* _Requirement_
Locate each line in the records containing "open". Copy it.

━━ Given data ━━

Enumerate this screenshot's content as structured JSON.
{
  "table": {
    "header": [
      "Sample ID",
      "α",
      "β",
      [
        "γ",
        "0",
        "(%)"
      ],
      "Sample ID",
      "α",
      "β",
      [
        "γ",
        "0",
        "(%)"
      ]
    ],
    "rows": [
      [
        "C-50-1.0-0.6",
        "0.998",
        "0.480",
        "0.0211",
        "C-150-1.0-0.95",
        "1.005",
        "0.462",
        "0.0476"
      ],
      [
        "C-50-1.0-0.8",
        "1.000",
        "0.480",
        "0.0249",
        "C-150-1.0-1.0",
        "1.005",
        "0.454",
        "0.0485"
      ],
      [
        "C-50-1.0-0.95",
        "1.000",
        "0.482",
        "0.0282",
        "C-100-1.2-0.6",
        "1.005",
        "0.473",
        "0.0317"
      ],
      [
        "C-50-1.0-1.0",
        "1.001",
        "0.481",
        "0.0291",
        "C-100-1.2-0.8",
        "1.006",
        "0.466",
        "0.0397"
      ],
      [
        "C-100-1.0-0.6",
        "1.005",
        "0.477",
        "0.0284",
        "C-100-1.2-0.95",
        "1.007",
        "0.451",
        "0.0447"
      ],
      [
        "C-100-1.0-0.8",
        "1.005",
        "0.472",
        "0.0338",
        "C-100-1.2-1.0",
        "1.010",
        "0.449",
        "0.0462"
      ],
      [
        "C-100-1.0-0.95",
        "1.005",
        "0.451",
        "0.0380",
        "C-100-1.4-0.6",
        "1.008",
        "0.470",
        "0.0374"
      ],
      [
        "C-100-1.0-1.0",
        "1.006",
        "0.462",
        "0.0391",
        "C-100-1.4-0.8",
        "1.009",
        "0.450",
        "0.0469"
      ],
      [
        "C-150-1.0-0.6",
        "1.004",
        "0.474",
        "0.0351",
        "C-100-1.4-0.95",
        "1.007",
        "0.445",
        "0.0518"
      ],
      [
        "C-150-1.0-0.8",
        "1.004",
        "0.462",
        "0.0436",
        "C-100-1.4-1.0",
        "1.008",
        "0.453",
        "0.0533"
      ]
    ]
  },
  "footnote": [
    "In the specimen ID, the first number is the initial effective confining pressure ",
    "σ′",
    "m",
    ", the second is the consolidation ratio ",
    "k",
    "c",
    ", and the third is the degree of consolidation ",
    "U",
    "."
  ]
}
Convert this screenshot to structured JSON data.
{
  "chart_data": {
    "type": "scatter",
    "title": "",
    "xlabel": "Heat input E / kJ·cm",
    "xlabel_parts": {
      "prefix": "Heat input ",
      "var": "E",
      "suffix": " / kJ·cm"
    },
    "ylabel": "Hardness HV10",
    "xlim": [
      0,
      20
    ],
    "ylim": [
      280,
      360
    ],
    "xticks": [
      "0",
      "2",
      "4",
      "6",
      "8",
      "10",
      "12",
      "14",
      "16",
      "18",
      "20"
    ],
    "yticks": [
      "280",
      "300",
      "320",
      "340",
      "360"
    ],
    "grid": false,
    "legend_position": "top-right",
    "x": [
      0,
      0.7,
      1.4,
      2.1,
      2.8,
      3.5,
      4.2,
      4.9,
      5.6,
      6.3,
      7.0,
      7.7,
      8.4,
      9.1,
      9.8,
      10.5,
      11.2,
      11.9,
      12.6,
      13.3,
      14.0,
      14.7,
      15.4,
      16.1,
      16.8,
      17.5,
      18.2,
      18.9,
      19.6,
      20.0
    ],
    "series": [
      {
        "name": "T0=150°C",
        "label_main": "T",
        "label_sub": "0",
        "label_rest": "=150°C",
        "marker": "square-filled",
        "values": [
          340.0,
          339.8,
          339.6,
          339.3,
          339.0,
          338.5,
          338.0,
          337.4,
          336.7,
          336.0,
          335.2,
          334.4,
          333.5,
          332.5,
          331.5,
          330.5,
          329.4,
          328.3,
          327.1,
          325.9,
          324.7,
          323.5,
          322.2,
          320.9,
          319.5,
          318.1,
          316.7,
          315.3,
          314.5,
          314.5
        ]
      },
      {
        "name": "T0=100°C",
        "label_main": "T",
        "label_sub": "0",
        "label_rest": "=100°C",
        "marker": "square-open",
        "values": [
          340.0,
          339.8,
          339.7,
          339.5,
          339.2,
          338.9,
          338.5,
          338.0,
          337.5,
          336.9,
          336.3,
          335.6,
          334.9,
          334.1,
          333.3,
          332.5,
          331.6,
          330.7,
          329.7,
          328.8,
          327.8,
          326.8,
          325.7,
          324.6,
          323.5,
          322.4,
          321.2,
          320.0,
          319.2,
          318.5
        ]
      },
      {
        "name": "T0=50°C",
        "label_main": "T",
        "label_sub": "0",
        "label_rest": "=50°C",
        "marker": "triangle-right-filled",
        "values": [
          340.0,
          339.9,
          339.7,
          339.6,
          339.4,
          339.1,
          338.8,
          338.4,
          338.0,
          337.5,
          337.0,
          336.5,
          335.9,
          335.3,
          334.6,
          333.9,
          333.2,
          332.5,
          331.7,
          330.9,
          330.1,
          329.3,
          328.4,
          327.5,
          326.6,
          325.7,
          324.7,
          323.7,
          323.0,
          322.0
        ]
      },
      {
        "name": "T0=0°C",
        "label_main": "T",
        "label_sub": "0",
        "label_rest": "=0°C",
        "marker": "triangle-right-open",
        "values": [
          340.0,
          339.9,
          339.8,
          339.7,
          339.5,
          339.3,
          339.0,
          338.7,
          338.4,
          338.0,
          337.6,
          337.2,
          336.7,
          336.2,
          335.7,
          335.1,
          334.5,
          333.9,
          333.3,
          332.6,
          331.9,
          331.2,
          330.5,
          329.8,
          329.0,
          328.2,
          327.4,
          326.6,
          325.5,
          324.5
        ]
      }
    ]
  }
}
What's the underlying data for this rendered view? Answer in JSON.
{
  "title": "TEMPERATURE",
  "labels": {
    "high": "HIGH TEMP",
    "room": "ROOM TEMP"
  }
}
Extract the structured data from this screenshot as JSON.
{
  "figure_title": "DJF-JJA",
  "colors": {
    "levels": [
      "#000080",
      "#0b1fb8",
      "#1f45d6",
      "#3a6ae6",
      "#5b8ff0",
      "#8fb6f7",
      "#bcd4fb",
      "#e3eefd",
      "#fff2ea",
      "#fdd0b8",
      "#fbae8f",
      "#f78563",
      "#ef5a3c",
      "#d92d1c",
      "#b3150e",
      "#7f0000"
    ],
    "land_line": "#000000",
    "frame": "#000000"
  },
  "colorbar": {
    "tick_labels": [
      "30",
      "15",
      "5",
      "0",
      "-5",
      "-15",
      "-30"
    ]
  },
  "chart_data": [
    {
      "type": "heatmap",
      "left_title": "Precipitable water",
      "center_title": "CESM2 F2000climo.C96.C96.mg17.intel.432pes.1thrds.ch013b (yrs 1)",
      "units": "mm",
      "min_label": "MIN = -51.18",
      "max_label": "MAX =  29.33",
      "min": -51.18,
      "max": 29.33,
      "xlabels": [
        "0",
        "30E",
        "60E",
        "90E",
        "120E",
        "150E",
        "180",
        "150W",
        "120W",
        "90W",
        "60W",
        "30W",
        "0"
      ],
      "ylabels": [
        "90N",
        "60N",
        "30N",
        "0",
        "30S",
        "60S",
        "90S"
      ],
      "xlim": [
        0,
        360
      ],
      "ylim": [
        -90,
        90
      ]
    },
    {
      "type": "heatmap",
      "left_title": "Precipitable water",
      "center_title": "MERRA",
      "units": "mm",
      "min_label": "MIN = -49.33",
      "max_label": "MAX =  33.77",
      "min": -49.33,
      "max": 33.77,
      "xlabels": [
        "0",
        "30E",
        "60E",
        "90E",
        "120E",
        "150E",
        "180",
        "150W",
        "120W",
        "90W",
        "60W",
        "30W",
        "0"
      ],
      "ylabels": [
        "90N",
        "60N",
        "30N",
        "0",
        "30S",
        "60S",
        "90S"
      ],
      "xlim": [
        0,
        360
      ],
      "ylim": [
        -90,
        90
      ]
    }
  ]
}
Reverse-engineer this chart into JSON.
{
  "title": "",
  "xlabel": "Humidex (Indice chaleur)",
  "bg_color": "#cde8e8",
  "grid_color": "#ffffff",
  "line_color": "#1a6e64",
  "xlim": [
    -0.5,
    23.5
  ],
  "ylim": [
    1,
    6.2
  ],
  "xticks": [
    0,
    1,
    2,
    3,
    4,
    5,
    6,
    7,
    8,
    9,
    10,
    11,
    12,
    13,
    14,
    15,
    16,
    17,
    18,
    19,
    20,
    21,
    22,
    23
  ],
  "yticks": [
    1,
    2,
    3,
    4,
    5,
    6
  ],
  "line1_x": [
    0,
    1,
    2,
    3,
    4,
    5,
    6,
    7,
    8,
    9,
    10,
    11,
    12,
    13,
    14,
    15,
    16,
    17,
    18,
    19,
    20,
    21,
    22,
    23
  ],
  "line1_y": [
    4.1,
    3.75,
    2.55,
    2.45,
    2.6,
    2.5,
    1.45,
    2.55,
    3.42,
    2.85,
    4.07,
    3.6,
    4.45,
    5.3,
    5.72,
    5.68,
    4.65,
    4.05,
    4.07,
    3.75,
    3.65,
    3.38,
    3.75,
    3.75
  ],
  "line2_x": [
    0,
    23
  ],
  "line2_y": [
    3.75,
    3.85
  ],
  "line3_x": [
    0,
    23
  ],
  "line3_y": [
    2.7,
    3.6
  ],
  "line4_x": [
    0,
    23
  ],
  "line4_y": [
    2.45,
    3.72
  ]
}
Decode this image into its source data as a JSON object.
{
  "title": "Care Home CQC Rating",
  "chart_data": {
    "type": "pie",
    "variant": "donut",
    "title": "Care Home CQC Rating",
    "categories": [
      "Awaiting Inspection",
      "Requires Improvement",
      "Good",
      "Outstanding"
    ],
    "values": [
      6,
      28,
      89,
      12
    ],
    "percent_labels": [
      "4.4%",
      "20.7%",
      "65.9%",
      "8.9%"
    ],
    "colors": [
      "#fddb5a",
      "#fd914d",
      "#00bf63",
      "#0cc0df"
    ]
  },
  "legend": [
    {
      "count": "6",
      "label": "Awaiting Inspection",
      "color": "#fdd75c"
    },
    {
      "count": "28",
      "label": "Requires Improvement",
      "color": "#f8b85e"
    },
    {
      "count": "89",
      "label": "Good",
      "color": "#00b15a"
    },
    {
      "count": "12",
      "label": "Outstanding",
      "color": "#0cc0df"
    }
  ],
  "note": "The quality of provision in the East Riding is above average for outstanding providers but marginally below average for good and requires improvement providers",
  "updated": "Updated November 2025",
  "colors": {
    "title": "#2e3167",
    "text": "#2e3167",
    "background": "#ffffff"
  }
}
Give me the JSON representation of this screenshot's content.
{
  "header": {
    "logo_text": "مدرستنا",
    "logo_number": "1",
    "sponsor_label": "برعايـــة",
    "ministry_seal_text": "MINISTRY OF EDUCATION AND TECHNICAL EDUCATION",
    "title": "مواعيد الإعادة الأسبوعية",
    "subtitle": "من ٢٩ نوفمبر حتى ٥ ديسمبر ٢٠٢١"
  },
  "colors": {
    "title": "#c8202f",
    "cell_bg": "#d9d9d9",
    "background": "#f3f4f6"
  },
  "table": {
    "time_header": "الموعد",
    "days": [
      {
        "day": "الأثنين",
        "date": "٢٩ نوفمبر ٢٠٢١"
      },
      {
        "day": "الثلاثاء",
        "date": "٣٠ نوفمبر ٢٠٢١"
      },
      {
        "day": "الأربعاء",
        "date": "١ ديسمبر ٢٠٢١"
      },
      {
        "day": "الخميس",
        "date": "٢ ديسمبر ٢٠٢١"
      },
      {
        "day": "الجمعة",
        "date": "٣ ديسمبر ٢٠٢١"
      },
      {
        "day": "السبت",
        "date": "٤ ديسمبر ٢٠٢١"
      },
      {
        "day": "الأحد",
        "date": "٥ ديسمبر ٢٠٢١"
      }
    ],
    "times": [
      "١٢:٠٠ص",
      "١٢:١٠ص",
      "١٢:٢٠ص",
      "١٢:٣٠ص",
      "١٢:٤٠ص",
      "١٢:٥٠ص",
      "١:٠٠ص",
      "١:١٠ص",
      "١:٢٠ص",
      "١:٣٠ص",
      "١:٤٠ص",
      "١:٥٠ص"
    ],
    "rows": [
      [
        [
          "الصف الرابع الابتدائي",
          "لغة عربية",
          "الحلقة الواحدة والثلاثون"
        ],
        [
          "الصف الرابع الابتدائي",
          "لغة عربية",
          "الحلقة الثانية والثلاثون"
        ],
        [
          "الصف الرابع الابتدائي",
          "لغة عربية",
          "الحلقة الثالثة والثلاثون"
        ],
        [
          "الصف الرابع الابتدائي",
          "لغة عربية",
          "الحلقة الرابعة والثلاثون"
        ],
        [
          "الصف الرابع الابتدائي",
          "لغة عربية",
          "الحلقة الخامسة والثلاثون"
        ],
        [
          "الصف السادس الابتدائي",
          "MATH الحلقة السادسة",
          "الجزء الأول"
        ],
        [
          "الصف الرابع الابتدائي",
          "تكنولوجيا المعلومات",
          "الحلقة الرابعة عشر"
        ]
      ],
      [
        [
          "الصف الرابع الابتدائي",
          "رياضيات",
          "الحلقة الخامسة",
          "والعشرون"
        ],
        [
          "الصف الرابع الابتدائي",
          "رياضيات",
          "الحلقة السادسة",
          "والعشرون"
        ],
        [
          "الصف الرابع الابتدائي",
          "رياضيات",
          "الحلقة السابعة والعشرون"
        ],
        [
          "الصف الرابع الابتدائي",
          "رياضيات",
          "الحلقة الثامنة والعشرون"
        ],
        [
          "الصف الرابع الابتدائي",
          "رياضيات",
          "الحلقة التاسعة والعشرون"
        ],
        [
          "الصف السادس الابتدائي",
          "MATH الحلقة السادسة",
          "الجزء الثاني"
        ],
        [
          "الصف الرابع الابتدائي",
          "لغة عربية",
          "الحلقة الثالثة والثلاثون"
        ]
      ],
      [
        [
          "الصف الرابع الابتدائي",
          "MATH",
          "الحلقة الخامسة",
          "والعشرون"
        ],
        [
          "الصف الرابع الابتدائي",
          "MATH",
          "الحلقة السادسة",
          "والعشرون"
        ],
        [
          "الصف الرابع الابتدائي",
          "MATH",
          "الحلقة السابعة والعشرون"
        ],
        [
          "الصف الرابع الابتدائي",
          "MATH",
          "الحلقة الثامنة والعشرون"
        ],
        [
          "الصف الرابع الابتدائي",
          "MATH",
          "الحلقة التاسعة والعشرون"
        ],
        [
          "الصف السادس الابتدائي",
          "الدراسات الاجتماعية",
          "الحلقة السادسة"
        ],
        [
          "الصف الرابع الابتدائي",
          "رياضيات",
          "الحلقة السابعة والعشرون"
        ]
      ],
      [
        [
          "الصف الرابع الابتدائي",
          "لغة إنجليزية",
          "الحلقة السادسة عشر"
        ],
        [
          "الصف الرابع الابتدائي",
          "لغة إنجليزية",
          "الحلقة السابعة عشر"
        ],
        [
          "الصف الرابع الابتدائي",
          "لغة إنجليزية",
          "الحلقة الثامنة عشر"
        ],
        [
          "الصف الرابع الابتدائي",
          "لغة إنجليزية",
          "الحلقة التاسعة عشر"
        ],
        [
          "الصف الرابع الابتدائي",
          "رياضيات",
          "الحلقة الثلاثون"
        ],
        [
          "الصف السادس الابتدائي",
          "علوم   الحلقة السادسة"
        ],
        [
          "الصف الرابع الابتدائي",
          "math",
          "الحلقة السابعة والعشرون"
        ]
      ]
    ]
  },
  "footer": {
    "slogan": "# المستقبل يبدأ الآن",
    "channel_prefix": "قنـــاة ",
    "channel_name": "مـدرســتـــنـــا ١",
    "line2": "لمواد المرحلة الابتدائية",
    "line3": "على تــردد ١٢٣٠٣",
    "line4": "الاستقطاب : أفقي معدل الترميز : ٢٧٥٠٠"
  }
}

━━━

* _Result of this task_
        "marker": "square-open",
        "marker": "triangle-right-open",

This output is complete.